(Figure dataset records)
--------------------------------------------------
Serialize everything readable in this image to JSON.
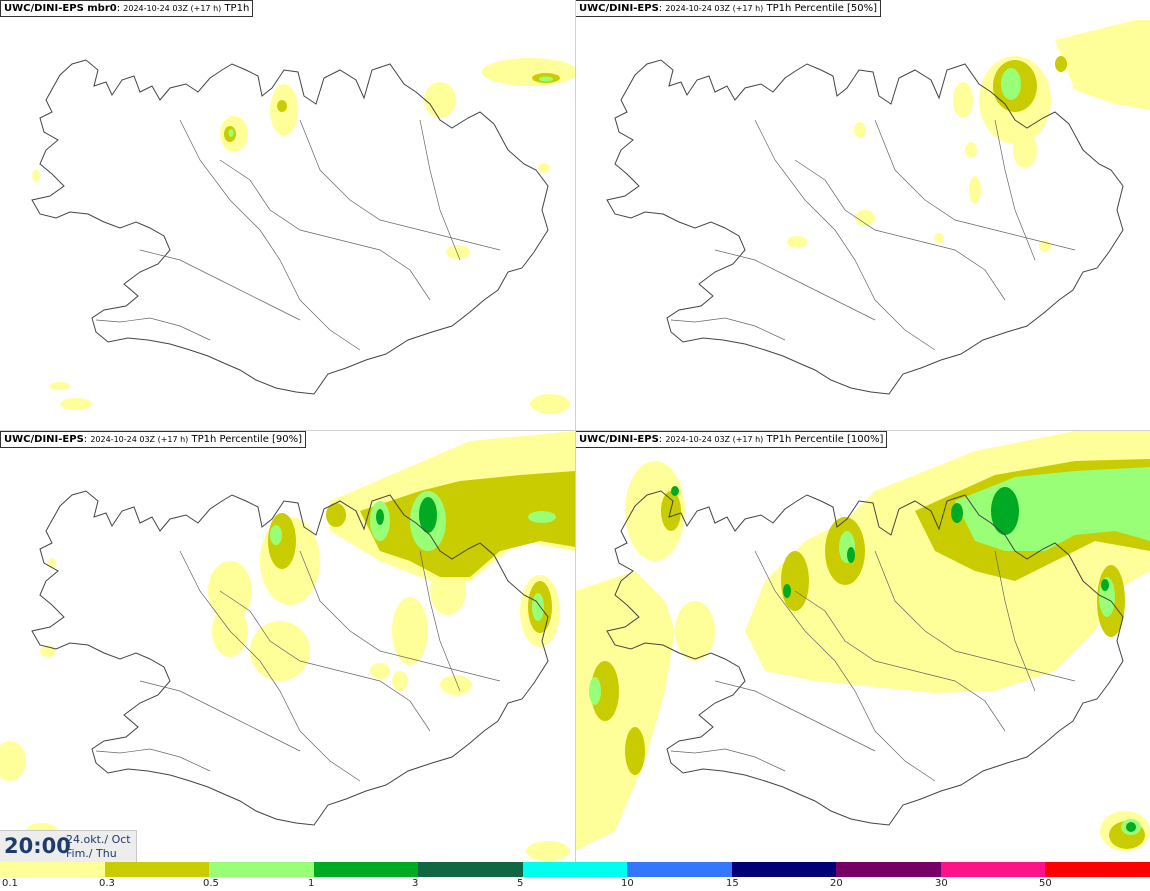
{
  "panels": [
    {
      "id": "mbr0",
      "model": "UWC/DINI-EPS mbr0",
      "run": "2024-10-24 03Z (+17 h)",
      "field": "TP1h"
    },
    {
      "id": "p50",
      "model": "UWC/DINI-EPS",
      "run": "2024-10-24 03Z (+17 h)",
      "field": "TP1h Percentile [50%]"
    },
    {
      "id": "p90",
      "model": "UWC/DINI-EPS",
      "run": "2024-10-24 03Z (+17 h)",
      "field": "TP1h Percentile [90%]"
    },
    {
      "id": "p100",
      "model": "UWC/DINI-EPS",
      "run": "2024-10-24 03Z (+17 h)",
      "field": "TP1h Percentile [100%]"
    }
  ],
  "valid_time": {
    "time": "20:00",
    "date_line1": "24.okt./ Oct",
    "date_line2": "Fim./ Thu"
  },
  "legend": {
    "colors": [
      "#ffff99",
      "#c8cc00",
      "#99ff77",
      "#00aa22",
      "#116644",
      "#00ffee",
      "#3377ff",
      "#000077",
      "#770066",
      "#ff1188",
      "#ff0000"
    ],
    "ticks": [
      "0.1",
      "0.3",
      "0.5",
      "1",
      "3",
      "5",
      "10",
      "15",
      "20",
      "30",
      "50"
    ]
  }
}
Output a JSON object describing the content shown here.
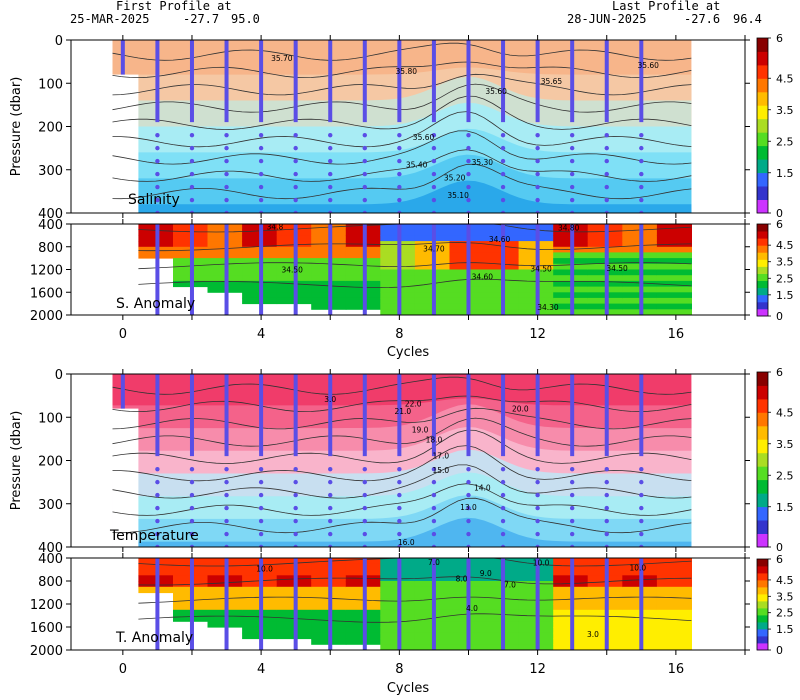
--------------------------------------------------
YOUR GOAL: Print out the whole of the material word for word, without pictures.

ANSWER FOR THE TASK:
Serialize everything readable in this image to JSON.
{
  "panels": [
    {
      "id": "mbr0",
      "model": "UWC/DINI-EPS mbr0",
      "run": "2024-10-24 03Z (+17 h)",
      "field": "TP1h"
    },
    {
      "id": "p50",
      "model": "UWC/DINI-EPS",
      "run": "2024-10-24 03Z (+17 h)",
      "field": "TP1h Percentile [50%]"
    },
    {
      "id": "p90",
      "model": "UWC/DINI-EPS",
      "run": "2024-10-24 03Z (+17 h)",
      "field": "TP1h Percentile [90%]"
    },
    {
      "id": "p100",
      "model": "UWC/DINI-EPS",
      "run": "2024-10-24 03Z (+17 h)",
      "field": "TP1h Percentile [100%]"
    }
  ],
  "valid_time": {
    "time": "20:00",
    "date_line1": "24.okt./ Oct",
    "date_line2": "Fim./ Thu"
  },
  "legend": {
    "colors": [
      "#ffff99",
      "#c8cc00",
      "#99ff77",
      "#00aa22",
      "#116644",
      "#00ffee",
      "#3377ff",
      "#000077",
      "#770066",
      "#ff1188",
      "#ff0000"
    ],
    "ticks": [
      "0.1",
      "0.3",
      "0.5",
      "1",
      "3",
      "5",
      "10",
      "15",
      "20",
      "30",
      "50"
    ]
  }
}
Output a JSON object describing the content shown here.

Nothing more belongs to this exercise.